§ TASK OBJECTIVE: Copy all the entries below exactly, but not the pictures.

§ MATERIAL TO PROCESS:
= = = =

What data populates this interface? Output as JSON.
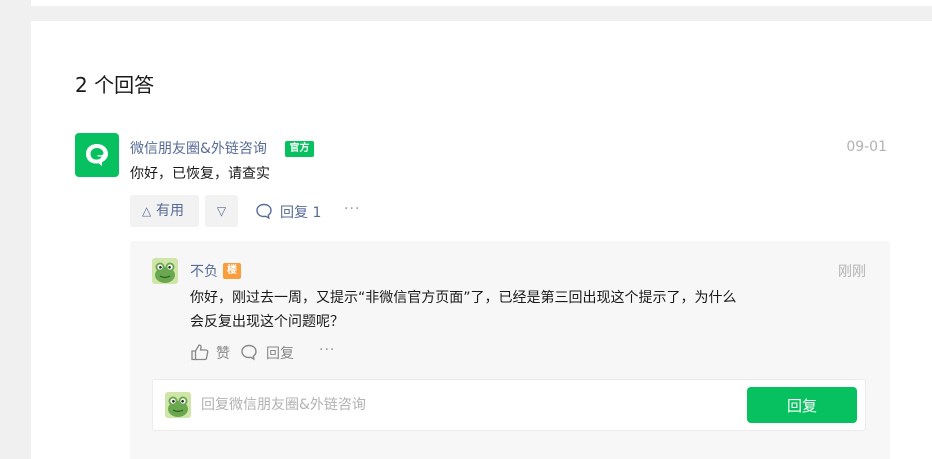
{
  "answers": {
    "title": "2 个回答"
  },
  "answer": {
    "author": "微信朋友圈&外链咨询",
    "badge": "官方",
    "date": "09-01",
    "content": "你好，已恢复，请查实",
    "actions": {
      "like_label": "有用",
      "reply_label": "回复 1",
      "more": "···"
    }
  },
  "sub_reply": {
    "author": "不负",
    "badge": "楼",
    "time": "刚刚",
    "content": "你好，刚过去一周，又提示“非微信官方页面”了，已经是第三回出现这个提示了，为什么会反复出现这个问题呢？",
    "actions": {
      "like_label": "赞",
      "reply_label": "回复",
      "more": "···"
    }
  },
  "reply_box": {
    "placeholder": "回复微信朋友圈&外链咨询",
    "submit_label": "回复"
  },
  "colors": {
    "brand_green": "#07c160",
    "link_blue": "#576b95",
    "floor_orange": "#fa9d3b"
  }
}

= = = =

§ SOLUTION:
What data populates this interface? Output as JSON.
{
  "answers": {
    "title": "2 个回答"
  },
  "answer": {
    "author": "微信朋友圈&外链咨询",
    "badge": "官方",
    "date": "09-01",
    "content": "你好，已恢复，请查实",
    "actions": {
      "like_label": "有用",
      "reply_label": "回复 1",
      "more": "···"
    }
  },
  "sub_reply": {
    "author": "不负",
    "badge": "楼",
    "time": "刚刚",
    "content": "你好，刚过去一周，又提示“非微信官方页面”了，已经是第三回出现这个提示了，为什么会反复出现这个问题呢？",
    "actions": {
      "like_label": "赞",
      "reply_label": "回复",
      "more": "···"
    }
  },
  "reply_box": {
    "placeholder": "回复微信朋友圈&外链咨询",
    "submit_label": "回复"
  },
  "colors": {
    "brand_green": "#07c160",
    "link_blue": "#576b95",
    "floor_orange": "#fa9d3b"
  }
}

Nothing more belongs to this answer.